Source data
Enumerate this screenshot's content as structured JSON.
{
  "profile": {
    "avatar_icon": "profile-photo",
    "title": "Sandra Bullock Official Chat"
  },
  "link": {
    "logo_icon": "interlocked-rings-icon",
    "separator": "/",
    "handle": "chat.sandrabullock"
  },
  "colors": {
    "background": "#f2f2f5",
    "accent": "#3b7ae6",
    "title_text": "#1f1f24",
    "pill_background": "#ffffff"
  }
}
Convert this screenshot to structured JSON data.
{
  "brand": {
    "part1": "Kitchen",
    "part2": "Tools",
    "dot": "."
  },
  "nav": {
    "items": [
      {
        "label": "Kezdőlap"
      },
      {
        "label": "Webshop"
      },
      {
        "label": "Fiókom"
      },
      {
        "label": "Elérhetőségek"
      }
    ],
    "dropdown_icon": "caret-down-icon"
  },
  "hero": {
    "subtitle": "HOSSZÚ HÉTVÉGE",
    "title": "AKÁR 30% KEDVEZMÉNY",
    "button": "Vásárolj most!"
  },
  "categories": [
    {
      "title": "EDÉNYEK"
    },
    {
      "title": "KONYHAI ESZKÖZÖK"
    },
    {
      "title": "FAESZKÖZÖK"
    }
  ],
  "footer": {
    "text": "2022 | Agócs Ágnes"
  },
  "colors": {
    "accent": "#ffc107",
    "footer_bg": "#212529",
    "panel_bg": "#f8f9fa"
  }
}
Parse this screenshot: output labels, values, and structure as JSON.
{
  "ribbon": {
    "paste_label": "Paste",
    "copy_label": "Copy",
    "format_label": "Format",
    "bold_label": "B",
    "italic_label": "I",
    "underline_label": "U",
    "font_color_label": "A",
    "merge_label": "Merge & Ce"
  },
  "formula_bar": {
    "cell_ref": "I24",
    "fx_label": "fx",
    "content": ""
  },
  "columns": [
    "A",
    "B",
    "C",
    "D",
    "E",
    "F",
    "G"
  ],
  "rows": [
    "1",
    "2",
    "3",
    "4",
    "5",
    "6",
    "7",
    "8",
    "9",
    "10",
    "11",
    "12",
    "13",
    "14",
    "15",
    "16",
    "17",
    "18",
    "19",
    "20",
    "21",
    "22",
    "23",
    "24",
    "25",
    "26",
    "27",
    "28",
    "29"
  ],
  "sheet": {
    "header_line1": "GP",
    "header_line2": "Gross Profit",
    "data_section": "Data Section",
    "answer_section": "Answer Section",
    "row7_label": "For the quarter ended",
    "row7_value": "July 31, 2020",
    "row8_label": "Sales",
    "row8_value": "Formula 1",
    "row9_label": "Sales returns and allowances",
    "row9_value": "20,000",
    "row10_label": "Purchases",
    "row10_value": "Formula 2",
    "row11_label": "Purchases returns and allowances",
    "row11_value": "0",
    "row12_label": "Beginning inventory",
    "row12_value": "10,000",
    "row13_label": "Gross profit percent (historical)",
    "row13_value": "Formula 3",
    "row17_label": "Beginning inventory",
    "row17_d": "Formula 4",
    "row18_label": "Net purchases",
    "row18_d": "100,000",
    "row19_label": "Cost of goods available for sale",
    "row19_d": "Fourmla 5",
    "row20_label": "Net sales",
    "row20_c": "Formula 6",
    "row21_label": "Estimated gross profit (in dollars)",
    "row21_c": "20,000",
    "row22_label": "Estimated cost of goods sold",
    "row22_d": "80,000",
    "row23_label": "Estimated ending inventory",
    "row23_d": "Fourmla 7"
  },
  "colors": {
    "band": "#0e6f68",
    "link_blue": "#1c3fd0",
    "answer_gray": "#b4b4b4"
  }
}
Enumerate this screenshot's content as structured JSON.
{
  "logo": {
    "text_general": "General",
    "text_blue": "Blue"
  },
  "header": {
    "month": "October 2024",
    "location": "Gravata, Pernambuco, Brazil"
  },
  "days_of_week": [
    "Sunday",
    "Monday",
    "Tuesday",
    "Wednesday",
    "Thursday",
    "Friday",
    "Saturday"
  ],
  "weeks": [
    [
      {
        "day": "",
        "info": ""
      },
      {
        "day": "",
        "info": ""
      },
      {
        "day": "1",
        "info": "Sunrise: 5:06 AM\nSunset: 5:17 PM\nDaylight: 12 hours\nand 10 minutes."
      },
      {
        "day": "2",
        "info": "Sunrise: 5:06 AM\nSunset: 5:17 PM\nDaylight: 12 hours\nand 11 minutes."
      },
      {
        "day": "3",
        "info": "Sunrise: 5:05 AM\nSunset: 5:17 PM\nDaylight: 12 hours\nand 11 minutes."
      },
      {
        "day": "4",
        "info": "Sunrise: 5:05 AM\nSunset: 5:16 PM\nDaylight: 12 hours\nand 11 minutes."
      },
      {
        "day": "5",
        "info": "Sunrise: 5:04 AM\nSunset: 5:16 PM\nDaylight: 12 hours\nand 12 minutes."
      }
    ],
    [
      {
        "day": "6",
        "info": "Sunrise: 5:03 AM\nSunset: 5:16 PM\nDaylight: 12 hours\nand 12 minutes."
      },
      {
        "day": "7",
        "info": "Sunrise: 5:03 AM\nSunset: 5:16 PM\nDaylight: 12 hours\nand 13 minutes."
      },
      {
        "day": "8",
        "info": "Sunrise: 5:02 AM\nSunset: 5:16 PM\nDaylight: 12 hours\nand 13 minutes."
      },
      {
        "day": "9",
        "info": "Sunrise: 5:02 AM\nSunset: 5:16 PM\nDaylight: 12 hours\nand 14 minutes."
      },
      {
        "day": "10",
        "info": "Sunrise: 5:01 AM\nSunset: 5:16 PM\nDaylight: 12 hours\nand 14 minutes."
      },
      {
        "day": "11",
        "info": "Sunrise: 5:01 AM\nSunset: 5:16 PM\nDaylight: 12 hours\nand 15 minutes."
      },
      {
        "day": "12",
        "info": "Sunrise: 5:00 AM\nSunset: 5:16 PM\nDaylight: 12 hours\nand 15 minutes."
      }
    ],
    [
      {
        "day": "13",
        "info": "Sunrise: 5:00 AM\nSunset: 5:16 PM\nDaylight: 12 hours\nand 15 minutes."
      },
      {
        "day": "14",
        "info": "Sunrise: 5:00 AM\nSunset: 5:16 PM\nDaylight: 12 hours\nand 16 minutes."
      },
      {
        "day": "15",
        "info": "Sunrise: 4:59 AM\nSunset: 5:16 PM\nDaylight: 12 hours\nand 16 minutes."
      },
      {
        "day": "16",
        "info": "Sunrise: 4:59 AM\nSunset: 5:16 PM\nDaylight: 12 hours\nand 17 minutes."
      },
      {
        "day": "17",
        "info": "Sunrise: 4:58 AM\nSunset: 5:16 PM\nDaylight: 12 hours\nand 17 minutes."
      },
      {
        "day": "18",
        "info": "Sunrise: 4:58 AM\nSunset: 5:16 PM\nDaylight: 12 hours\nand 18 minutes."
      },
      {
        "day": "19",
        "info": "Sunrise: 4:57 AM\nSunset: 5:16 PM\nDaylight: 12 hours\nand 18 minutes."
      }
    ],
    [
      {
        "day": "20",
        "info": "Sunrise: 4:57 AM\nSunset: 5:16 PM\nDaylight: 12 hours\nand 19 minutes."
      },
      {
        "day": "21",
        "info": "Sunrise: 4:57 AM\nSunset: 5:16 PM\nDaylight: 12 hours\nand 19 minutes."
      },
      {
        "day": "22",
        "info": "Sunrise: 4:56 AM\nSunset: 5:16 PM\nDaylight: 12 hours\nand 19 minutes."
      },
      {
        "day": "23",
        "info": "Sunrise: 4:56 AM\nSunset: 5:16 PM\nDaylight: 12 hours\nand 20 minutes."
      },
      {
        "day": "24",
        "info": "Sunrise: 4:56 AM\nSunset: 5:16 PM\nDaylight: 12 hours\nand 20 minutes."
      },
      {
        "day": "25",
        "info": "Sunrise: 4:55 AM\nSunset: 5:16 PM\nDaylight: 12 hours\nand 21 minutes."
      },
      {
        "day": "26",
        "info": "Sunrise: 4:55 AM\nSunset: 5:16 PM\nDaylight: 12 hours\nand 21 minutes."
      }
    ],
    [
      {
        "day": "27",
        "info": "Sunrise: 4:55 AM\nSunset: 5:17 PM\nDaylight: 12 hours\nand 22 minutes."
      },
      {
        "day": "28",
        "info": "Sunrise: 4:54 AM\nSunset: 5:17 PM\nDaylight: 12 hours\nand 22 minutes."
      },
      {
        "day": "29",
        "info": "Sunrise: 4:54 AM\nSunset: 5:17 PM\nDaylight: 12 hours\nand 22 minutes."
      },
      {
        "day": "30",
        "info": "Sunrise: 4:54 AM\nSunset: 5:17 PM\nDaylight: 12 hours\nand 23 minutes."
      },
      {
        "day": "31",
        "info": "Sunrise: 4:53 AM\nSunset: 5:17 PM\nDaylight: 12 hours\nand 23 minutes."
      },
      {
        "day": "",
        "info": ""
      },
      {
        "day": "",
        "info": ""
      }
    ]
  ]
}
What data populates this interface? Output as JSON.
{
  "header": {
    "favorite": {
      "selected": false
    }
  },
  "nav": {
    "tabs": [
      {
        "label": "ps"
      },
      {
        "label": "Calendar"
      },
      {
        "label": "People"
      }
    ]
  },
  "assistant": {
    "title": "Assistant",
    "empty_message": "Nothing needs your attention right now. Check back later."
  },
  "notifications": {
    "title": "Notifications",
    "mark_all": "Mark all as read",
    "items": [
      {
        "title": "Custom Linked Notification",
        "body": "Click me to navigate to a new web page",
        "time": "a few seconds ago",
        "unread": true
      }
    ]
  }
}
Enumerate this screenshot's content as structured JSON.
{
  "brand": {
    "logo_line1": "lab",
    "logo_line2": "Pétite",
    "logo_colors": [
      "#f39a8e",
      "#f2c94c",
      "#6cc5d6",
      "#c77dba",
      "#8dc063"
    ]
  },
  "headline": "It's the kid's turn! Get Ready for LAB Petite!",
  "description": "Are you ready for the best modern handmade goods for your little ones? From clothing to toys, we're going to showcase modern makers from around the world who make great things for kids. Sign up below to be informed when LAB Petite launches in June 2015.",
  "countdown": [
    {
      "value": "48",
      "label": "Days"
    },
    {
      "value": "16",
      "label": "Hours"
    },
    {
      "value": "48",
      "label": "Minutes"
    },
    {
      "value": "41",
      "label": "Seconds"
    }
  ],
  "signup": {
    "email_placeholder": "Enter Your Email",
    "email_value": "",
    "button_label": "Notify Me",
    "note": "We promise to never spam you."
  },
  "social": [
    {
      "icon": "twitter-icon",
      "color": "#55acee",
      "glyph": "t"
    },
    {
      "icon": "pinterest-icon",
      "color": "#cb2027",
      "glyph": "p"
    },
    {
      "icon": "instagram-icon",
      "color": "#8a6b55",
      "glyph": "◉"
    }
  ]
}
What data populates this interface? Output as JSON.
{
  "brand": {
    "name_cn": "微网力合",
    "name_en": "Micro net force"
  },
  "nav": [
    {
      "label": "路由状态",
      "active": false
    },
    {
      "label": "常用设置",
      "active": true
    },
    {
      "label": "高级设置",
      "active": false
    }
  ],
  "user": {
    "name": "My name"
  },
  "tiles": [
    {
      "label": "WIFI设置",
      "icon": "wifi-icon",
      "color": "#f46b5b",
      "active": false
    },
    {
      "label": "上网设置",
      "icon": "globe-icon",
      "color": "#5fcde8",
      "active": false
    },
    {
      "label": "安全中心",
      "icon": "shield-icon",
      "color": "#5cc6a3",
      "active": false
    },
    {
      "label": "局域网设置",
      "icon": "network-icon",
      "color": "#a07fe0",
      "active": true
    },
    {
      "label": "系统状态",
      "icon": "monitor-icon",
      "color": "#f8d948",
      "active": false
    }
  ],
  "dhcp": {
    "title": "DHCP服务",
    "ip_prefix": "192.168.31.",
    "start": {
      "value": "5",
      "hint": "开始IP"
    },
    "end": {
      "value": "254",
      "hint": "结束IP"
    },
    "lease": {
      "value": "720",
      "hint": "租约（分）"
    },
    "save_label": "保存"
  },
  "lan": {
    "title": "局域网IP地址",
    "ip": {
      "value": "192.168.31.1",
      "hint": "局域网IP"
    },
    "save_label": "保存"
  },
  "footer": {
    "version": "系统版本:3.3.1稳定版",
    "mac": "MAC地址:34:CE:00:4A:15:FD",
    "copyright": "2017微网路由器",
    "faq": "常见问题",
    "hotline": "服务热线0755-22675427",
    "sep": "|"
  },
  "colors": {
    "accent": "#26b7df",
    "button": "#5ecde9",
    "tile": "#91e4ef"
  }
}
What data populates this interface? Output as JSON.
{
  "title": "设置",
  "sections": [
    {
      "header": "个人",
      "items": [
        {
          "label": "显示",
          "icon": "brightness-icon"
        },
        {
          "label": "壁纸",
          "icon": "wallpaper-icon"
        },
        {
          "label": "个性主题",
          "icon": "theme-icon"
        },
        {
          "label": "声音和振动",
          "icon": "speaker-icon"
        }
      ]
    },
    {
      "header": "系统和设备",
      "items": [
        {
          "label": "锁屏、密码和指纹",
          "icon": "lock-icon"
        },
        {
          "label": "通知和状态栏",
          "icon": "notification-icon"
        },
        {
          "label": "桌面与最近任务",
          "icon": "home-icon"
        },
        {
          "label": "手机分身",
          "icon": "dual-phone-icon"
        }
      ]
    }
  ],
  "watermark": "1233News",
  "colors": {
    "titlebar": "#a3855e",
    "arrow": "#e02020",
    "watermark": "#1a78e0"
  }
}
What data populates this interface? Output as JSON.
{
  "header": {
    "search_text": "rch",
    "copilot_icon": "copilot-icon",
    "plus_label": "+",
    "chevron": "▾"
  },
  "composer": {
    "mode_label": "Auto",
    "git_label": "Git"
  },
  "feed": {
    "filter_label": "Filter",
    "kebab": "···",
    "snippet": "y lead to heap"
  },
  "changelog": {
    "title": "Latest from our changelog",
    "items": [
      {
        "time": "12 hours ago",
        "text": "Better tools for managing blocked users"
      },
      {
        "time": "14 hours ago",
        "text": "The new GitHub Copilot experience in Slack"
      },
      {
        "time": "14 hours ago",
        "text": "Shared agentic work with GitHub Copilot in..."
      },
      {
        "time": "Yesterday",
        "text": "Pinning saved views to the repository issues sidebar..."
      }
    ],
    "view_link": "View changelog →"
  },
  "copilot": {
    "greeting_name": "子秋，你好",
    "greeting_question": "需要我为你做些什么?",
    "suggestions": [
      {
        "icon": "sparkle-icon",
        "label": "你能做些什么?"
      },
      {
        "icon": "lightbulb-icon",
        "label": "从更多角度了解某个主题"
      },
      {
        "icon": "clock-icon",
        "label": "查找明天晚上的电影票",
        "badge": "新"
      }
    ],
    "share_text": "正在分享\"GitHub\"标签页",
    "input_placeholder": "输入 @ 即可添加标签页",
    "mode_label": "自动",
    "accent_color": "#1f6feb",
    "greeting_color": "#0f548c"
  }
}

## THE EXERCISE
Go over the data above and copy every line that has the word "returns" in it.

## FINISHED TASK
    "row9_label": "Sales returns and allowances",
    "row11_label": "Purchases returns and allowances",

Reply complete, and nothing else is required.